Task statement >> The records below are to be repeated in full, exactly as they are.

start

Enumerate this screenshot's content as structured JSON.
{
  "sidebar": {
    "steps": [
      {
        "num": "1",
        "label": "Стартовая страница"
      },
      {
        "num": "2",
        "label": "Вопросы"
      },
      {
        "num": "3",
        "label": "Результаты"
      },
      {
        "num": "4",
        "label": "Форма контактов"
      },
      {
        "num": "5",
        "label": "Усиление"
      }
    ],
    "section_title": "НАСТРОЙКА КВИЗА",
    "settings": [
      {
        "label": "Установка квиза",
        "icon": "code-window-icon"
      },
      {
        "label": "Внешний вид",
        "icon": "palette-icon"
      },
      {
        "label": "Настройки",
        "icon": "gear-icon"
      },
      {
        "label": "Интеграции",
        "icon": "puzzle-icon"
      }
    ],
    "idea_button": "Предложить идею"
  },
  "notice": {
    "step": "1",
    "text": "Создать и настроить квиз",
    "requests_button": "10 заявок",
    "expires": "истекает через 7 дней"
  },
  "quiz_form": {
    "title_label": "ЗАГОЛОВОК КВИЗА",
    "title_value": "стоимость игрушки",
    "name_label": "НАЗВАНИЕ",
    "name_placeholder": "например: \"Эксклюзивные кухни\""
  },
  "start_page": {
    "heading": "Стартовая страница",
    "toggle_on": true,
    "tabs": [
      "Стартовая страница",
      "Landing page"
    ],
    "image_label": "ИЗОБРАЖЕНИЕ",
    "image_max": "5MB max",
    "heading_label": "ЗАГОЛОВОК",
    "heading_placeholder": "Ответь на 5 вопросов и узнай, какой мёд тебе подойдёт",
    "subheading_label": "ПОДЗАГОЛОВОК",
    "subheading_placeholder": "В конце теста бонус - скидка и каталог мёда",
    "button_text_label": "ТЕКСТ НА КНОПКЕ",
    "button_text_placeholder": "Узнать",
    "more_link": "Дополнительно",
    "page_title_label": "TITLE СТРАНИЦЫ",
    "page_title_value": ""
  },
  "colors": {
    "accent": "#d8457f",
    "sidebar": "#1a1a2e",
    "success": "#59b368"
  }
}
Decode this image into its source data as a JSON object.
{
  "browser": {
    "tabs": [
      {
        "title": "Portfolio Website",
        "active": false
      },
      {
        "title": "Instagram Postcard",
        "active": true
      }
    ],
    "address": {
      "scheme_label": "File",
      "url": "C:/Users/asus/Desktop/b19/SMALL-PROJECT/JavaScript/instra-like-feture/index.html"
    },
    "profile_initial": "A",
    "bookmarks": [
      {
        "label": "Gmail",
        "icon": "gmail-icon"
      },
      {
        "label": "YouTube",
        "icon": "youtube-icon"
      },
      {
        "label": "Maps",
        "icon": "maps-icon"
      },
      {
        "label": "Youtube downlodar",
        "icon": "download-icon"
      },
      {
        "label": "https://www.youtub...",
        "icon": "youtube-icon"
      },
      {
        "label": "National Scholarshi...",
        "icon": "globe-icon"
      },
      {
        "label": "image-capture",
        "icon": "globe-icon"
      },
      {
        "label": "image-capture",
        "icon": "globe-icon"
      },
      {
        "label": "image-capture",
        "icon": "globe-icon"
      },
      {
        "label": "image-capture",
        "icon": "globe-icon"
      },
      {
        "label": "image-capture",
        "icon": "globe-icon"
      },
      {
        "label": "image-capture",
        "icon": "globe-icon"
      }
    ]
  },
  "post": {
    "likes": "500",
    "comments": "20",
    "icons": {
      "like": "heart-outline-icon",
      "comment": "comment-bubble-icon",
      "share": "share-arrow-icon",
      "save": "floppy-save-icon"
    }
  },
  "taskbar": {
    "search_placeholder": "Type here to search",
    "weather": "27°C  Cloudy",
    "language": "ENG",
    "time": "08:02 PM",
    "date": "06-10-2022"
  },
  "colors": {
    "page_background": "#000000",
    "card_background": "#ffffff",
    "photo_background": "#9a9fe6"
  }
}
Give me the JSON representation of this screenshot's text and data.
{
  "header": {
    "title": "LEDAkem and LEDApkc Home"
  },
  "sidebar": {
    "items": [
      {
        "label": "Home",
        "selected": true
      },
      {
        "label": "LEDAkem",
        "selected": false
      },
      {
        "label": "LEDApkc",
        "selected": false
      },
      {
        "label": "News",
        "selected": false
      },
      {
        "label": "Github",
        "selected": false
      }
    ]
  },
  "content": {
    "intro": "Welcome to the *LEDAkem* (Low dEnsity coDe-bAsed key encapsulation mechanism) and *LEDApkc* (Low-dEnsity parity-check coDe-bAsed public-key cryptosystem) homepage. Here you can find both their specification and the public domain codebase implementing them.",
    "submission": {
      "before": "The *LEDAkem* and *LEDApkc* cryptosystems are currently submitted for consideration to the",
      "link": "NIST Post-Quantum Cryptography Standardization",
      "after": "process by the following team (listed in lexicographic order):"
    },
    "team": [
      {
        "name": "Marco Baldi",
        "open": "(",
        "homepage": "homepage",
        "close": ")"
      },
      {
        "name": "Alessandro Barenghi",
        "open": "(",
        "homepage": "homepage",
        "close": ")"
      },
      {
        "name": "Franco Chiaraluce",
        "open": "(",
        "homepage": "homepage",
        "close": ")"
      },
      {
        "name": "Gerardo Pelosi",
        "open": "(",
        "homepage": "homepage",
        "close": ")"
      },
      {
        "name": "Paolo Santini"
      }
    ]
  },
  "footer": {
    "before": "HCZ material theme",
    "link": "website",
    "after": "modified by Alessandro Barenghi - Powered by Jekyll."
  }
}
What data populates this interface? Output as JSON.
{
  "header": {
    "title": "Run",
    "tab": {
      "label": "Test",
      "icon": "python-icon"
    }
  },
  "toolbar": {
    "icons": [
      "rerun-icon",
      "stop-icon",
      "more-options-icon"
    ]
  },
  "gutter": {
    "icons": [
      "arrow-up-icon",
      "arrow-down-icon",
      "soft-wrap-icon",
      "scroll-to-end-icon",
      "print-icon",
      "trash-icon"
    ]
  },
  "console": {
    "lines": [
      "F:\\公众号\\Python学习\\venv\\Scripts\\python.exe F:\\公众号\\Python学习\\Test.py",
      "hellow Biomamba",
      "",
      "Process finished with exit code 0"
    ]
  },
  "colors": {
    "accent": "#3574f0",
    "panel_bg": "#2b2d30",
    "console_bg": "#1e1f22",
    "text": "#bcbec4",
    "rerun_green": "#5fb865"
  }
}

end

The solution >>
Enumerate this screenshot's content as structured JSON.
{
  "sidebar": {
    "steps": [
      {
        "num": "1",
        "label": "Стартовая страница"
      },
      {
        "num": "2",
        "label": "Вопросы"
      },
      {
        "num": "3",
        "label": "Результаты"
      },
      {
        "num": "4",
        "label": "Форма контактов"
      },
      {
        "num": "5",
        "label": "Усиление"
      }
    ],
    "section_title": "НАСТРОЙКА КВИЗА",
    "settings": [
      {
        "label": "Установка квиза",
        "icon": "code-window-icon"
      },
      {
        "label": "Внешний вид",
        "icon": "palette-icon"
      },
      {
        "label": "Настройки",
        "icon": "gear-icon"
      },
      {
        "label": "Интеграции",
        "icon": "puzzle-icon"
      }
    ],
    "idea_button": "Предложить идею"
  },
  "notice": {
    "step": "1",
    "text": "Создать и настроить квиз",
    "requests_button": "10 заявок",
    "expires": "истекает через 7 дней"
  },
  "quiz_form": {
    "title_label": "ЗАГОЛОВОК КВИЗА",
    "title_value": "стоимость игрушки",
    "name_label": "НАЗВАНИЕ",
    "name_placeholder": "например: \"Эксклюзивные кухни\""
  },
  "start_page": {
    "heading": "Стартовая страница",
    "toggle_on": true,
    "tabs": [
      "Стартовая страница",
      "Landing page"
    ],
    "image_label": "ИЗОБРАЖЕНИЕ",
    "image_max": "5MB max",
    "heading_label": "ЗАГОЛОВОК",
    "heading_placeholder": "Ответь на 5 вопросов и узнай, какой мёд тебе подойдёт",
    "subheading_label": "ПОДЗАГОЛОВОК",
    "subheading_placeholder": "В конце теста бонус - скидка и каталог мёда",
    "button_text_label": "ТЕКСТ НА КНОПКЕ",
    "button_text_placeholder": "Узнать",
    "more_link": "Дополнительно",
    "page_title_label": "TITLE СТРАНИЦЫ",
    "page_title_value": ""
  },
  "colors": {
    "accent": "#d8457f",
    "sidebar": "#1a1a2e",
    "success": "#59b368"
  }
}
Decode this image into its source data as a JSON object.
{
  "browser": {
    "tabs": [
      {
        "title": "Portfolio Website",
        "active": false
      },
      {
        "title": "Instagram Postcard",
        "active": true
      }
    ],
    "address": {
      "scheme_label": "File",
      "url": "C:/Users/asus/Desktop/b19/SMALL-PROJECT/JavaScript/instra-like-feture/index.html"
    },
    "profile_initial": "A",
    "bookmarks": [
      {
        "label": "Gmail",
        "icon": "gmail-icon"
      },
      {
        "label": "YouTube",
        "icon": "youtube-icon"
      },
      {
        "label": "Maps",
        "icon": "maps-icon"
      },
      {
        "label": "Youtube downlodar",
        "icon": "download-icon"
      },
      {
        "label": "https://www.youtub...",
        "icon": "youtube-icon"
      },
      {
        "label": "National Scholarshi...",
        "icon": "globe-icon"
      },
      {
        "label": "image-capture",
        "icon": "globe-icon"
      },
      {
        "label": "image-capture",
        "icon": "globe-icon"
      },
      {
        "label": "image-capture",
        "icon": "globe-icon"
      },
      {
        "label": "image-capture",
        "icon": "globe-icon"
      },
      {
        "label": "image-capture",
        "icon": "globe-icon"
      },
      {
        "label": "image-capture",
        "icon": "globe-icon"
      }
    ]
  },
  "post": {
    "likes": "500",
    "comments": "20",
    "icons": {
      "like": "heart-outline-icon",
      "comment": "comment-bubble-icon",
      "share": "share-arrow-icon",
      "save": "floppy-save-icon"
    }
  },
  "taskbar": {
    "search_placeholder": "Type here to search",
    "weather": "27°C  Cloudy",
    "language": "ENG",
    "time": "08:02 PM",
    "date": "06-10-2022"
  },
  "colors": {
    "page_background": "#000000",
    "card_background": "#ffffff",
    "photo_background": "#9a9fe6"
  }
}
Give me the JSON representation of this screenshot's text and data.
{
  "header": {
    "title": "LEDAkem and LEDApkc Home"
  },
  "sidebar": {
    "items": [
      {
        "label": "Home",
        "selected": true
      },
      {
        "label": "LEDAkem",
        "selected": false
      },
      {
        "label": "LEDApkc",
        "selected": false
      },
      {
        "label": "News",
        "selected": false
      },
      {
        "label": "Github",
        "selected": false
      }
    ]
  },
  "content": {
    "intro": "Welcome to the *LEDAkem* (Low dEnsity coDe-bAsed key encapsulation mechanism) and *LEDApkc* (Low-dEnsity parity-check coDe-bAsed public-key cryptosystem) homepage. Here you can find both their specification and the public domain codebase implementing them.",
    "submission": {
      "before": "The *LEDAkem* and *LEDApkc* cryptosystems are currently submitted for consideration to the",
      "link": "NIST Post-Quantum Cryptography Standardization",
      "after": "process by the following team (listed in lexicographic order):"
    },
    "team": [
      {
        "name": "Marco Baldi",
        "open": "(",
        "homepage": "homepage",
        "close": ")"
      },
      {
        "name": "Alessandro Barenghi",
        "open": "(",
        "homepage": "homepage",
        "close": ")"
      },
      {
        "name": "Franco Chiaraluce",
        "open": "(",
        "homepage": "homepage",
        "close": ")"
      },
      {
        "name": "Gerardo Pelosi",
        "open": "(",
        "homepage": "homepage",
        "close": ")"
      },
      {
        "name": "Paolo Santini"
      }
    ]
  },
  "footer": {
    "before": "HCZ material theme",
    "link": "website",
    "after": "modified by Alessandro Barenghi - Powered by Jekyll."
  }
}
What data populates this interface? Output as JSON.
{
  "header": {
    "title": "Run",
    "tab": {
      "label": "Test",
      "icon": "python-icon"
    }
  },
  "toolbar": {
    "icons": [
      "rerun-icon",
      "stop-icon",
      "more-options-icon"
    ]
  },
  "gutter": {
    "icons": [
      "arrow-up-icon",
      "arrow-down-icon",
      "soft-wrap-icon",
      "scroll-to-end-icon",
      "print-icon",
      "trash-icon"
    ]
  },
  "console": {
    "lines": [
      "F:\\公众号\\Python学习\\venv\\Scripts\\python.exe F:\\公众号\\Python学习\\Test.py",
      "hellow Biomamba",
      "",
      "Process finished with exit code 0"
    ]
  },
  "colors": {
    "accent": "#3574f0",
    "panel_bg": "#2b2d30",
    "console_bg": "#1e1f22",
    "text": "#bcbec4",
    "rerun_green": "#5fb865"
  }
}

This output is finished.